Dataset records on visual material

## start

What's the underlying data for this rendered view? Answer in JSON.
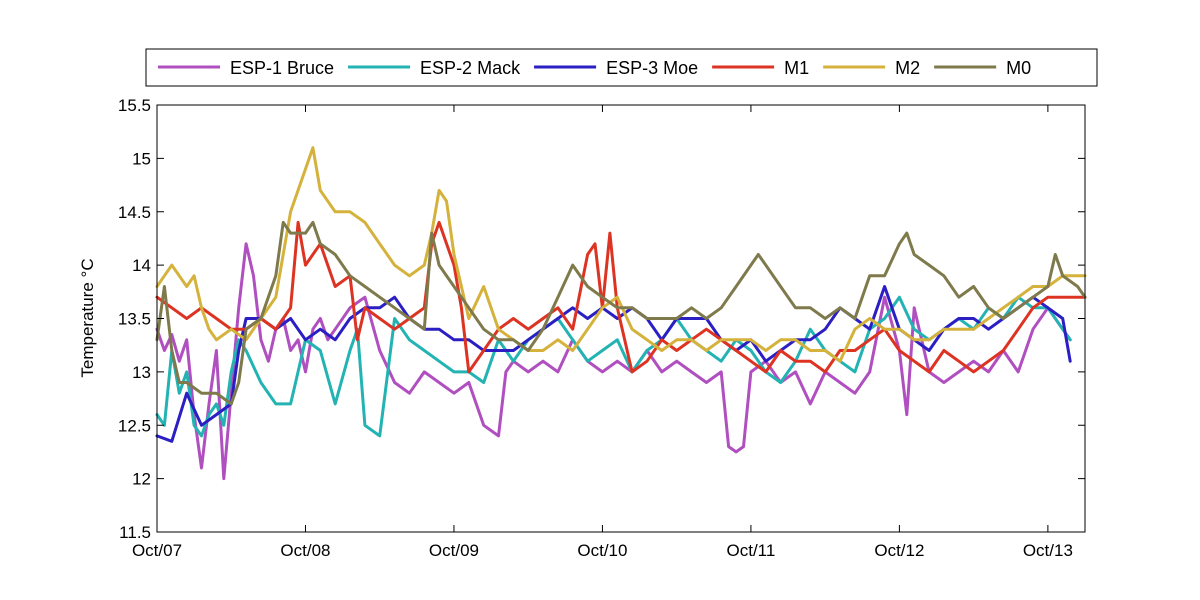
{
  "chart_data": {
    "type": "line",
    "title": "",
    "xlabel": "",
    "ylabel": "Temperature °C",
    "xlim": [
      0,
      6.25
    ],
    "ylim": [
      11.5,
      15.5
    ],
    "x_ticks": [
      {
        "value": 0,
        "label": "Oct/07"
      },
      {
        "value": 1,
        "label": "Oct/08"
      },
      {
        "value": 2,
        "label": "Oct/09"
      },
      {
        "value": 3,
        "label": "Oct/10"
      },
      {
        "value": 4,
        "label": "Oct/11"
      },
      {
        "value": 5,
        "label": "Oct/12"
      },
      {
        "value": 6,
        "label": "Oct/13"
      }
    ],
    "y_ticks": [
      {
        "value": 11.5,
        "label": "11.5"
      },
      {
        "value": 12,
        "label": "12"
      },
      {
        "value": 12.5,
        "label": "12.5"
      },
      {
        "value": 13,
        "label": "13"
      },
      {
        "value": 13.5,
        "label": "13.5"
      },
      {
        "value": 14,
        "label": "14"
      },
      {
        "value": 14.5,
        "label": "14.5"
      },
      {
        "value": 15,
        "label": "15"
      },
      {
        "value": 15.5,
        "label": "15.5"
      }
    ],
    "grid": false,
    "legend_position": "top",
    "series": [
      {
        "name": "ESP-1 Bruce",
        "color": "#b04fbf",
        "x": [
          0,
          0.05,
          0.1,
          0.15,
          0.2,
          0.25,
          0.3,
          0.35,
          0.4,
          0.45,
          0.5,
          0.55,
          0.6,
          0.65,
          0.7,
          0.75,
          0.8,
          0.85,
          0.9,
          0.95,
          1.0,
          1.05,
          1.1,
          1.15,
          1.2,
          1.3,
          1.4,
          1.5,
          1.6,
          1.7,
          1.8,
          1.9,
          2.0,
          2.1,
          2.2,
          2.3,
          2.35,
          2.4,
          2.5,
          2.6,
          2.7,
          2.8,
          2.9,
          3.0,
          3.1,
          3.2,
          3.3,
          3.4,
          3.5,
          3.6,
          3.7,
          3.8,
          3.85,
          3.9,
          3.95,
          4.0,
          4.1,
          4.2,
          4.3,
          4.4,
          4.5,
          4.6,
          4.7,
          4.8,
          4.9,
          5.0,
          5.05,
          5.1,
          5.2,
          5.3,
          5.4,
          5.5,
          5.6,
          5.7,
          5.8,
          5.9,
          6.0,
          6.1,
          6.15
        ],
        "y": [
          13.4,
          13.2,
          13.35,
          13.1,
          13.3,
          12.6,
          12.1,
          12.7,
          13.2,
          12.0,
          12.8,
          13.6,
          14.2,
          13.9,
          13.3,
          13.1,
          13.4,
          13.5,
          13.2,
          13.3,
          13.0,
          13.4,
          13.5,
          13.3,
          13.4,
          13.6,
          13.7,
          13.2,
          12.9,
          12.8,
          13.0,
          12.9,
          12.8,
          12.9,
          12.5,
          12.4,
          13.0,
          13.1,
          13.0,
          13.1,
          13.0,
          13.3,
          13.1,
          13.0,
          13.1,
          13.0,
          13.2,
          13.0,
          13.1,
          13.0,
          12.9,
          13.0,
          12.3,
          12.25,
          12.3,
          13.0,
          13.1,
          12.9,
          13.0,
          12.7,
          13.0,
          12.9,
          12.8,
          13.0,
          13.7,
          13.2,
          12.6,
          13.6,
          13.0,
          12.9,
          13.0,
          13.1,
          13.0,
          13.2,
          13.0,
          13.4,
          13.6,
          13.4,
          13.3
        ]
      },
      {
        "name": "ESP-2 Mack",
        "color": "#23b3b3",
        "x": [
          0,
          0.05,
          0.1,
          0.15,
          0.2,
          0.25,
          0.3,
          0.35,
          0.4,
          0.45,
          0.5,
          0.55,
          0.6,
          0.7,
          0.8,
          0.9,
          1.0,
          1.1,
          1.2,
          1.3,
          1.35,
          1.4,
          1.5,
          1.6,
          1.7,
          1.8,
          1.9,
          2.0,
          2.1,
          2.2,
          2.3,
          2.4,
          2.5,
          2.6,
          2.7,
          2.8,
          2.9,
          3.0,
          3.1,
          3.2,
          3.3,
          3.4,
          3.5,
          3.6,
          3.7,
          3.8,
          3.9,
          4.0,
          4.1,
          4.2,
          4.3,
          4.4,
          4.5,
          4.6,
          4.7,
          4.8,
          4.9,
          5.0,
          5.1,
          5.2,
          5.3,
          5.4,
          5.5,
          5.6,
          5.7,
          5.8,
          5.9,
          6.0,
          6.1,
          6.15
        ],
        "y": [
          12.6,
          12.5,
          13.2,
          12.8,
          13.0,
          12.5,
          12.4,
          12.6,
          12.7,
          12.5,
          13.0,
          13.3,
          13.2,
          12.9,
          12.7,
          12.7,
          13.3,
          13.2,
          12.7,
          13.2,
          13.4,
          12.5,
          12.4,
          13.5,
          13.3,
          13.2,
          13.1,
          13.0,
          13.0,
          12.9,
          13.3,
          13.1,
          13.3,
          13.4,
          13.5,
          13.3,
          13.1,
          13.2,
          13.3,
          13.0,
          13.2,
          13.3,
          13.5,
          13.3,
          13.2,
          13.1,
          13.3,
          13.2,
          13.0,
          12.9,
          13.1,
          13.4,
          13.2,
          13.1,
          13.0,
          13.4,
          13.5,
          13.7,
          13.4,
          13.3,
          13.4,
          13.5,
          13.4,
          13.6,
          13.5,
          13.7,
          13.6,
          13.6,
          13.4,
          13.3
        ]
      },
      {
        "name": "ESP-3 Moe",
        "color": "#2b1fc4",
        "x": [
          0,
          0.1,
          0.2,
          0.3,
          0.4,
          0.5,
          0.55,
          0.6,
          0.7,
          0.8,
          0.9,
          1.0,
          1.1,
          1.2,
          1.3,
          1.4,
          1.5,
          1.6,
          1.7,
          1.8,
          1.9,
          2.0,
          2.1,
          2.2,
          2.3,
          2.4,
          2.5,
          2.6,
          2.7,
          2.8,
          2.9,
          3.0,
          3.1,
          3.2,
          3.3,
          3.4,
          3.5,
          3.6,
          3.7,
          3.8,
          3.9,
          4.0,
          4.1,
          4.2,
          4.3,
          4.4,
          4.5,
          4.6,
          4.7,
          4.8,
          4.9,
          5.0,
          5.1,
          5.2,
          5.3,
          5.4,
          5.5,
          5.6,
          5.7,
          5.8,
          5.9,
          6.0,
          6.1,
          6.15
        ],
        "y": [
          12.4,
          12.35,
          12.8,
          12.5,
          12.6,
          12.7,
          13.2,
          13.5,
          13.5,
          13.4,
          13.5,
          13.3,
          13.4,
          13.3,
          13.5,
          13.6,
          13.6,
          13.7,
          13.5,
          13.4,
          13.4,
          13.3,
          13.3,
          13.2,
          13.2,
          13.2,
          13.3,
          13.4,
          13.5,
          13.6,
          13.5,
          13.6,
          13.5,
          13.6,
          13.5,
          13.3,
          13.5,
          13.5,
          13.5,
          13.3,
          13.2,
          13.3,
          13.1,
          13.2,
          13.3,
          13.3,
          13.4,
          13.6,
          13.5,
          13.4,
          13.8,
          13.4,
          13.3,
          13.2,
          13.4,
          13.5,
          13.5,
          13.4,
          13.5,
          13.6,
          13.7,
          13.6,
          13.5,
          13.1
        ]
      },
      {
        "name": "M1",
        "color": "#dd3322",
        "x": [
          0,
          0.1,
          0.2,
          0.3,
          0.4,
          0.5,
          0.6,
          0.7,
          0.8,
          0.9,
          0.95,
          1.0,
          1.1,
          1.2,
          1.3,
          1.35,
          1.4,
          1.5,
          1.6,
          1.7,
          1.8,
          1.85,
          1.9,
          2.0,
          2.05,
          2.1,
          2.2,
          2.3,
          2.4,
          2.5,
          2.6,
          2.7,
          2.8,
          2.9,
          2.95,
          3.0,
          3.05,
          3.1,
          3.2,
          3.3,
          3.4,
          3.5,
          3.6,
          3.7,
          3.8,
          3.9,
          4.0,
          4.1,
          4.2,
          4.3,
          4.4,
          4.5,
          4.6,
          4.7,
          4.8,
          4.9,
          5.0,
          5.1,
          5.2,
          5.3,
          5.4,
          5.5,
          5.6,
          5.7,
          5.8,
          5.9,
          6.0,
          6.1,
          6.2,
          6.25
        ],
        "y": [
          13.7,
          13.6,
          13.5,
          13.6,
          13.5,
          13.4,
          13.4,
          13.5,
          13.4,
          13.6,
          14.4,
          14.0,
          14.2,
          13.8,
          13.9,
          13.3,
          13.6,
          13.5,
          13.4,
          13.5,
          13.6,
          14.2,
          14.4,
          14.0,
          13.6,
          13.0,
          13.2,
          13.4,
          13.5,
          13.4,
          13.5,
          13.6,
          13.4,
          14.1,
          14.2,
          13.6,
          14.3,
          13.6,
          13.0,
          13.1,
          13.3,
          13.2,
          13.3,
          13.4,
          13.3,
          13.2,
          13.1,
          13.0,
          13.2,
          13.1,
          13.1,
          13.0,
          13.2,
          13.2,
          13.3,
          13.4,
          13.2,
          13.1,
          13.0,
          13.2,
          13.1,
          13.0,
          13.1,
          13.2,
          13.4,
          13.6,
          13.7,
          13.7,
          13.7,
          13.7
        ]
      },
      {
        "name": "M2",
        "color": "#d4b23c",
        "x": [
          0,
          0.05,
          0.1,
          0.15,
          0.2,
          0.25,
          0.3,
          0.35,
          0.4,
          0.5,
          0.6,
          0.7,
          0.8,
          0.9,
          1.0,
          1.05,
          1.1,
          1.15,
          1.2,
          1.3,
          1.4,
          1.5,
          1.6,
          1.7,
          1.8,
          1.85,
          1.9,
          1.95,
          2.0,
          2.05,
          2.1,
          2.2,
          2.3,
          2.4,
          2.5,
          2.6,
          2.7,
          2.8,
          2.9,
          3.0,
          3.1,
          3.2,
          3.3,
          3.4,
          3.5,
          3.6,
          3.7,
          3.8,
          3.9,
          4.0,
          4.1,
          4.2,
          4.3,
          4.4,
          4.5,
          4.6,
          4.7,
          4.8,
          4.9,
          5.0,
          5.1,
          5.2,
          5.3,
          5.4,
          5.5,
          5.6,
          5.7,
          5.8,
          5.9,
          6.0,
          6.1,
          6.2,
          6.25
        ],
        "y": [
          13.8,
          13.9,
          14.0,
          13.9,
          13.8,
          13.9,
          13.6,
          13.4,
          13.3,
          13.4,
          13.3,
          13.5,
          13.7,
          14.5,
          14.9,
          15.1,
          14.7,
          14.6,
          14.5,
          14.5,
          14.4,
          14.2,
          14.0,
          13.9,
          14.0,
          14.3,
          14.7,
          14.6,
          14.1,
          13.8,
          13.5,
          13.8,
          13.4,
          13.3,
          13.2,
          13.2,
          13.3,
          13.2,
          13.4,
          13.6,
          13.7,
          13.4,
          13.3,
          13.2,
          13.3,
          13.3,
          13.2,
          13.3,
          13.3,
          13.3,
          13.2,
          13.3,
          13.3,
          13.2,
          13.2,
          13.1,
          13.4,
          13.5,
          13.4,
          13.4,
          13.3,
          13.3,
          13.4,
          13.4,
          13.4,
          13.5,
          13.6,
          13.7,
          13.8,
          13.8,
          13.9,
          13.9,
          13.9
        ]
      },
      {
        "name": "M0",
        "color": "#7e7a4c",
        "x": [
          0,
          0.05,
          0.1,
          0.15,
          0.2,
          0.3,
          0.4,
          0.5,
          0.55,
          0.6,
          0.7,
          0.8,
          0.85,
          0.9,
          1.0,
          1.05,
          1.1,
          1.2,
          1.3,
          1.4,
          1.5,
          1.6,
          1.7,
          1.8,
          1.85,
          1.9,
          2.0,
          2.1,
          2.2,
          2.3,
          2.4,
          2.5,
          2.6,
          2.7,
          2.8,
          2.9,
          3.0,
          3.1,
          3.2,
          3.3,
          3.4,
          3.5,
          3.6,
          3.7,
          3.8,
          3.9,
          4.0,
          4.05,
          4.1,
          4.2,
          4.3,
          4.4,
          4.5,
          4.6,
          4.7,
          4.8,
          4.9,
          5.0,
          5.05,
          5.1,
          5.2,
          5.3,
          5.4,
          5.5,
          5.6,
          5.7,
          5.8,
          5.9,
          6.0,
          6.05,
          6.1,
          6.2,
          6.25
        ],
        "y": [
          13.3,
          13.8,
          13.2,
          12.9,
          12.9,
          12.8,
          12.8,
          12.7,
          12.9,
          13.4,
          13.5,
          13.9,
          14.4,
          14.3,
          14.3,
          14.4,
          14.2,
          14.1,
          13.9,
          13.8,
          13.7,
          13.6,
          13.5,
          13.4,
          14.3,
          14.0,
          13.8,
          13.6,
          13.4,
          13.3,
          13.3,
          13.2,
          13.4,
          13.7,
          14.0,
          13.8,
          13.7,
          13.6,
          13.6,
          13.5,
          13.5,
          13.5,
          13.6,
          13.5,
          13.6,
          13.8,
          14.0,
          14.1,
          14.0,
          13.8,
          13.6,
          13.6,
          13.5,
          13.6,
          13.5,
          13.9,
          13.9,
          14.2,
          14.3,
          14.1,
          14.0,
          13.9,
          13.7,
          13.8,
          13.6,
          13.5,
          13.6,
          13.7,
          13.8,
          14.1,
          13.9,
          13.8,
          13.7
        ]
      }
    ]
  }
}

## end

— Problem details —
List every line in the records above that contains the word "name".

— Complete answer —
        "name": "ESP-1 Bruce",
        "name": "ESP-2 Mack",
        "name": "ESP-3 Moe",
        "name": "M1",
        "name": "M2",
        "name": "M0",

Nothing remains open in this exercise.